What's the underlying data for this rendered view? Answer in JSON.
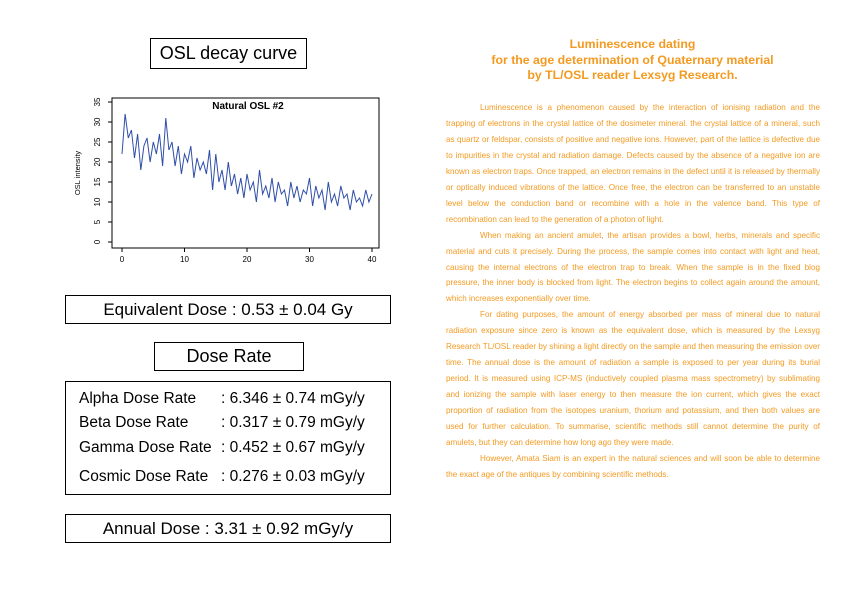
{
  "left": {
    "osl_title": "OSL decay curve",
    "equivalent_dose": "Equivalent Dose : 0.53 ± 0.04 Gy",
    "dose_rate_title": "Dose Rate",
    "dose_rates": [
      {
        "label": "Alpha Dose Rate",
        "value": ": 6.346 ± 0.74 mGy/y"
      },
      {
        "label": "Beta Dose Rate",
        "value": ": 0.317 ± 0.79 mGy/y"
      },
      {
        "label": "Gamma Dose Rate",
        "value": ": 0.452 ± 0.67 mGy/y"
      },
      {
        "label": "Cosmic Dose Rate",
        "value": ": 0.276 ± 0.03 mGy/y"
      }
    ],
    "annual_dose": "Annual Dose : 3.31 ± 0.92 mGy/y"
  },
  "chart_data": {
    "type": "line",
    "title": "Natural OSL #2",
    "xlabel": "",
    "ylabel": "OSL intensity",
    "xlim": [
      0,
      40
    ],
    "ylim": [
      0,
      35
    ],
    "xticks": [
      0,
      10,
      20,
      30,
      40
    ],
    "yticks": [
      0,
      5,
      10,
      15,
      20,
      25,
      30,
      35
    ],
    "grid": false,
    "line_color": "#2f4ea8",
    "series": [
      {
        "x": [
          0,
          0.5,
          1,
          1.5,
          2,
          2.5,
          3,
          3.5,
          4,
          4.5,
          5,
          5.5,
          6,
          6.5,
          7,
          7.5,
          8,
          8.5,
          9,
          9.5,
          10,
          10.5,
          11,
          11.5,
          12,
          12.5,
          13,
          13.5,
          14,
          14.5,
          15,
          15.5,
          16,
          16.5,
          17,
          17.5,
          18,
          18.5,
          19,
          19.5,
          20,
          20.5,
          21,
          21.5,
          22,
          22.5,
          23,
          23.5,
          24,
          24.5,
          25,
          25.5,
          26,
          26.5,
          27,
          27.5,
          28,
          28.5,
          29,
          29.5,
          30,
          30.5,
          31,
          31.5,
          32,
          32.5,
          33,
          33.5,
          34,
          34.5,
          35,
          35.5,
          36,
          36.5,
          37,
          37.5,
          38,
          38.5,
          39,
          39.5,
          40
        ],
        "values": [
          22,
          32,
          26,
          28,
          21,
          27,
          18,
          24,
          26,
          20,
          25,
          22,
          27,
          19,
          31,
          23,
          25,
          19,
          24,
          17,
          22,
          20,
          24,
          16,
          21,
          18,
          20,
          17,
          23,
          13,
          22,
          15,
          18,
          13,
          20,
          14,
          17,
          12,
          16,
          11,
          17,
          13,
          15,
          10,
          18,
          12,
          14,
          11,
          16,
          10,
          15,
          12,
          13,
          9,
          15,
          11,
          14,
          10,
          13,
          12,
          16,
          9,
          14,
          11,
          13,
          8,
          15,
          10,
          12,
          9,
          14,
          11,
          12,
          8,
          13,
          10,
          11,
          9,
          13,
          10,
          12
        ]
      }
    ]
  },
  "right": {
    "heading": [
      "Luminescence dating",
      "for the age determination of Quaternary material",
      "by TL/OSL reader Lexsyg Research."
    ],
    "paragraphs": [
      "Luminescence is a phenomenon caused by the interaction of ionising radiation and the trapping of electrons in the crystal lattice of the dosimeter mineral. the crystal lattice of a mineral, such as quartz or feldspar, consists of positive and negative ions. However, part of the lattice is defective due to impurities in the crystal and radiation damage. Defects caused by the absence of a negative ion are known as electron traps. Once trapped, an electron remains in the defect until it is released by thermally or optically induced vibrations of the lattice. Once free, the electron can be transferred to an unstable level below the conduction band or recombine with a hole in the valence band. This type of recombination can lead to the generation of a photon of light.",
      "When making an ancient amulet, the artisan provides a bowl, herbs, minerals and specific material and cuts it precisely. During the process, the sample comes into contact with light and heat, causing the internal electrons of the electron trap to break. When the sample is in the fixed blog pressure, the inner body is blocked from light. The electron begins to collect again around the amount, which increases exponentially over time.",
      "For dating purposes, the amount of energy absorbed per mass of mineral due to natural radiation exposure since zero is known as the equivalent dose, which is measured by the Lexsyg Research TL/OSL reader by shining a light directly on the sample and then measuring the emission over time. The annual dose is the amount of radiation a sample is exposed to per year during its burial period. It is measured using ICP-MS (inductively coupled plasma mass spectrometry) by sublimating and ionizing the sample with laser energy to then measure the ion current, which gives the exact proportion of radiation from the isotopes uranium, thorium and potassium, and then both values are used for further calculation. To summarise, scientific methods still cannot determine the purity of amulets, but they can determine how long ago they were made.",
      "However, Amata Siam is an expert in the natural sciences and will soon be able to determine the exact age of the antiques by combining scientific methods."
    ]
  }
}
● ● ● ●
_THE REQUEST_: Every record gets retyped exactly; no picture goes into the copy.

_EXERCISE ANSWER_:
What's the underlying data for this rendered view? Answer in JSON.
{
  "left": {
    "osl_title": "OSL decay curve",
    "equivalent_dose": "Equivalent Dose : 0.53 ± 0.04 Gy",
    "dose_rate_title": "Dose Rate",
    "dose_rates": [
      {
        "label": "Alpha Dose Rate",
        "value": ": 6.346 ± 0.74 mGy/y"
      },
      {
        "label": "Beta Dose Rate",
        "value": ": 0.317 ± 0.79 mGy/y"
      },
      {
        "label": "Gamma Dose Rate",
        "value": ": 0.452 ± 0.67 mGy/y"
      },
      {
        "label": "Cosmic Dose Rate",
        "value": ": 0.276 ± 0.03 mGy/y"
      }
    ],
    "annual_dose": "Annual Dose : 3.31 ± 0.92 mGy/y"
  },
  "chart_data": {
    "type": "line",
    "title": "Natural OSL #2",
    "xlabel": "",
    "ylabel": "OSL intensity",
    "xlim": [
      0,
      40
    ],
    "ylim": [
      0,
      35
    ],
    "xticks": [
      0,
      10,
      20,
      30,
      40
    ],
    "yticks": [
      0,
      5,
      10,
      15,
      20,
      25,
      30,
      35
    ],
    "grid": false,
    "line_color": "#2f4ea8",
    "series": [
      {
        "x": [
          0,
          0.5,
          1,
          1.5,
          2,
          2.5,
          3,
          3.5,
          4,
          4.5,
          5,
          5.5,
          6,
          6.5,
          7,
          7.5,
          8,
          8.5,
          9,
          9.5,
          10,
          10.5,
          11,
          11.5,
          12,
          12.5,
          13,
          13.5,
          14,
          14.5,
          15,
          15.5,
          16,
          16.5,
          17,
          17.5,
          18,
          18.5,
          19,
          19.5,
          20,
          20.5,
          21,
          21.5,
          22,
          22.5,
          23,
          23.5,
          24,
          24.5,
          25,
          25.5,
          26,
          26.5,
          27,
          27.5,
          28,
          28.5,
          29,
          29.5,
          30,
          30.5,
          31,
          31.5,
          32,
          32.5,
          33,
          33.5,
          34,
          34.5,
          35,
          35.5,
          36,
          36.5,
          37,
          37.5,
          38,
          38.5,
          39,
          39.5,
          40
        ],
        "values": [
          22,
          32,
          26,
          28,
          21,
          27,
          18,
          24,
          26,
          20,
          25,
          22,
          27,
          19,
          31,
          23,
          25,
          19,
          24,
          17,
          22,
          20,
          24,
          16,
          21,
          18,
          20,
          17,
          23,
          13,
          22,
          15,
          18,
          13,
          20,
          14,
          17,
          12,
          16,
          11,
          17,
          13,
          15,
          10,
          18,
          12,
          14,
          11,
          16,
          10,
          15,
          12,
          13,
          9,
          15,
          11,
          14,
          10,
          13,
          12,
          16,
          9,
          14,
          11,
          13,
          8,
          15,
          10,
          12,
          9,
          14,
          11,
          12,
          8,
          13,
          10,
          11,
          9,
          13,
          10,
          12
        ]
      }
    ]
  },
  "right": {
    "heading": [
      "Luminescence dating",
      "for the age determination of Quaternary material",
      "by TL/OSL reader Lexsyg Research."
    ],
    "paragraphs": [
      "Luminescence is a phenomenon caused by the interaction of ionising radiation and the trapping of electrons in the crystal lattice of the dosimeter mineral. the crystal lattice of a mineral, such as quartz or feldspar, consists of positive and negative ions. However, part of the lattice is defective due to impurities in the crystal and radiation damage. Defects caused by the absence of a negative ion are known as electron traps. Once trapped, an electron remains in the defect until it is released by thermally or optically induced vibrations of the lattice. Once free, the electron can be transferred to an unstable level below the conduction band or recombine with a hole in the valence band. This type of recombination can lead to the generation of a photon of light.",
      "When making an ancient amulet, the artisan provides a bowl, herbs, minerals and specific material and cuts it precisely. During the process, the sample comes into contact with light and heat, causing the internal electrons of the electron trap to break. When the sample is in the fixed blog pressure, the inner body is blocked from light. The electron begins to collect again around the amount, which increases exponentially over time.",
      "For dating purposes, the amount of energy absorbed per mass of mineral due to natural radiation exposure since zero is known as the equivalent dose, which is measured by the Lexsyg Research TL/OSL reader by shining a light directly on the sample and then measuring the emission over time. The annual dose is the amount of radiation a sample is exposed to per year during its burial period. It is measured using ICP-MS (inductively coupled plasma mass spectrometry) by sublimating and ionizing the sample with laser energy to then measure the ion current, which gives the exact proportion of radiation from the isotopes uranium, thorium and potassium, and then both values are used for further calculation. To summarise, scientific methods still cannot determine the purity of amulets, but they can determine how long ago they were made.",
      "However, Amata Siam is an expert in the natural sciences and will soon be able to determine the exact age of the antiques by combining scientific methods."
    ]
  }
}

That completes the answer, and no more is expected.